▶ STATED EXERCISE: Which lines below hold the word "this"? Report each one.

— start of RECORDS PROVIDED —

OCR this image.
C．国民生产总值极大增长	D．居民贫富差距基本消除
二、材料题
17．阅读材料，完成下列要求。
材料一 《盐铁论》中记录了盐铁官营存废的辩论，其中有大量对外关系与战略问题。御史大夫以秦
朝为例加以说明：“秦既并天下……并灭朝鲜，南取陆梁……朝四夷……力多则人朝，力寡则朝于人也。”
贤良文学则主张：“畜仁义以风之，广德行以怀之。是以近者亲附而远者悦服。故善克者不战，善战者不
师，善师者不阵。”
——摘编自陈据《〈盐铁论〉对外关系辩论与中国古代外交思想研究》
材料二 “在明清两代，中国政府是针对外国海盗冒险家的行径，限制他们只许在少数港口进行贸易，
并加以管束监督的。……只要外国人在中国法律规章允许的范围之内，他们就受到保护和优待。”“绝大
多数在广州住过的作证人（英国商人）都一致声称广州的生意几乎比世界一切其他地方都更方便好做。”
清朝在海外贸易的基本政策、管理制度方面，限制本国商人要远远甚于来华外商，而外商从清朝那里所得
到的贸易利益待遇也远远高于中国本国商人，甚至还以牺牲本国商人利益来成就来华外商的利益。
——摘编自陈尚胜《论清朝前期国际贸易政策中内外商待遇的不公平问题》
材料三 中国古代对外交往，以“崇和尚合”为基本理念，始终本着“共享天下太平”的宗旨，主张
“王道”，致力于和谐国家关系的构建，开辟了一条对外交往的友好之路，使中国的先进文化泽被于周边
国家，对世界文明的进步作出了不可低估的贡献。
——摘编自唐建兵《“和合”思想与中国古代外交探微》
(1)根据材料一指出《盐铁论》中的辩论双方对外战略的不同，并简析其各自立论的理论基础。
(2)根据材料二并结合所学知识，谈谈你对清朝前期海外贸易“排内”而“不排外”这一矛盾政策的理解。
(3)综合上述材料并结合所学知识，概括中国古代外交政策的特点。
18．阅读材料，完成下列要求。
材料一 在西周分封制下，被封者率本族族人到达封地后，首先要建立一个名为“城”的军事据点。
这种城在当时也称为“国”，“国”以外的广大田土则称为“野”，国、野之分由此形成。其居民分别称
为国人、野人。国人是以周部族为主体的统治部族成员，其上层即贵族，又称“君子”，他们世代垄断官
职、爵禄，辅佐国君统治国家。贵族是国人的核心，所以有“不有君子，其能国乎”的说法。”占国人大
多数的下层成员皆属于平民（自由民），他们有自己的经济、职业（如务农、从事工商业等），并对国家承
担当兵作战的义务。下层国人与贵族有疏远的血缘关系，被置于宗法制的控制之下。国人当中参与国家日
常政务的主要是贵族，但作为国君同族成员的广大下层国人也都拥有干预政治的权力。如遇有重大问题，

— end of RECORDS PROVIDED —
— start of RECORDS PROVIDED —

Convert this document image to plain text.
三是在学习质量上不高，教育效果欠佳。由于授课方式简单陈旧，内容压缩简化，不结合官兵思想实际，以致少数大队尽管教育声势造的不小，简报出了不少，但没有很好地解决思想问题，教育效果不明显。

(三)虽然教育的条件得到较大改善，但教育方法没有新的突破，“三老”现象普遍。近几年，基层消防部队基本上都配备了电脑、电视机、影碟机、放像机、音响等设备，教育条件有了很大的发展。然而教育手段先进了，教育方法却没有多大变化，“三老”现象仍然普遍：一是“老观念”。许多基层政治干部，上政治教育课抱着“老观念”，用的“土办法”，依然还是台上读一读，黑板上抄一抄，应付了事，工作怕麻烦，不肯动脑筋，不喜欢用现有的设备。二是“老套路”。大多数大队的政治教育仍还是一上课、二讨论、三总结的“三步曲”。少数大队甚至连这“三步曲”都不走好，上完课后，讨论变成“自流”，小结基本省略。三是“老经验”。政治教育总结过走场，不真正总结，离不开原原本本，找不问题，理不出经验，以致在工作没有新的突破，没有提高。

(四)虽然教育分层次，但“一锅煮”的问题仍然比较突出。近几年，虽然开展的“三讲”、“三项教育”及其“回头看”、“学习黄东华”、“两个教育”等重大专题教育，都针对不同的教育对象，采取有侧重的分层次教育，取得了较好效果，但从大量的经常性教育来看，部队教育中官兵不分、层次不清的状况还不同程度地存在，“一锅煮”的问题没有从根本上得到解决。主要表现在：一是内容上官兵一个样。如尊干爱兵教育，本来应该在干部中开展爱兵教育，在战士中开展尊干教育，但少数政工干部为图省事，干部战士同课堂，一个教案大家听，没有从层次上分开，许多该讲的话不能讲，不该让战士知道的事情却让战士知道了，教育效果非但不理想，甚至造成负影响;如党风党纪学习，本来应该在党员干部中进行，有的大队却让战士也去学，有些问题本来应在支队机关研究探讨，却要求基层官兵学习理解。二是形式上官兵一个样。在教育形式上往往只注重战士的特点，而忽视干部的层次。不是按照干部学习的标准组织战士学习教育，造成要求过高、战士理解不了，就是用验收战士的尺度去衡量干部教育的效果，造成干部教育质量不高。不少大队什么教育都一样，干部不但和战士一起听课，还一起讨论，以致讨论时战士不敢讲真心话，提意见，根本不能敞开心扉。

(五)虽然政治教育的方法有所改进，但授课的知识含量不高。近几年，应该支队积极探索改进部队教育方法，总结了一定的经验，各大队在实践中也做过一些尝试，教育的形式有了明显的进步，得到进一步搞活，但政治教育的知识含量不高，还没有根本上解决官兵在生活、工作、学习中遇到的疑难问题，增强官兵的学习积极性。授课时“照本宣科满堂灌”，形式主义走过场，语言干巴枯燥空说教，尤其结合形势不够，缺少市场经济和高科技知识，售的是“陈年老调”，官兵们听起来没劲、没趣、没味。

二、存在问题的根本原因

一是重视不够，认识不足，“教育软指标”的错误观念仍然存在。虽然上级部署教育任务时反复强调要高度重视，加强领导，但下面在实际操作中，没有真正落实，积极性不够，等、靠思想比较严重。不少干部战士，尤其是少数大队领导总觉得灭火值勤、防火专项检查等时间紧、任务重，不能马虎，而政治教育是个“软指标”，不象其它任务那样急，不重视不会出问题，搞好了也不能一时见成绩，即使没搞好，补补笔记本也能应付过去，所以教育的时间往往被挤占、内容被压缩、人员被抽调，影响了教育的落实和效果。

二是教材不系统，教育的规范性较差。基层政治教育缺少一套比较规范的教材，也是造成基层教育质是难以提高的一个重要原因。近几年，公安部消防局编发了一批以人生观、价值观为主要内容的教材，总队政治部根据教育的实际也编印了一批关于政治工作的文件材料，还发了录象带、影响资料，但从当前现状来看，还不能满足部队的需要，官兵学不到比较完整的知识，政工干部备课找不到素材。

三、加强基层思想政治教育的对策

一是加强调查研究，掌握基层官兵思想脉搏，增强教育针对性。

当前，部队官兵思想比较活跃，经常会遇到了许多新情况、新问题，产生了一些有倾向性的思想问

— end of RECORDS PROVIDED —

▶ TASK ANSWER:
OCR this image.
Convert this document image to plain text.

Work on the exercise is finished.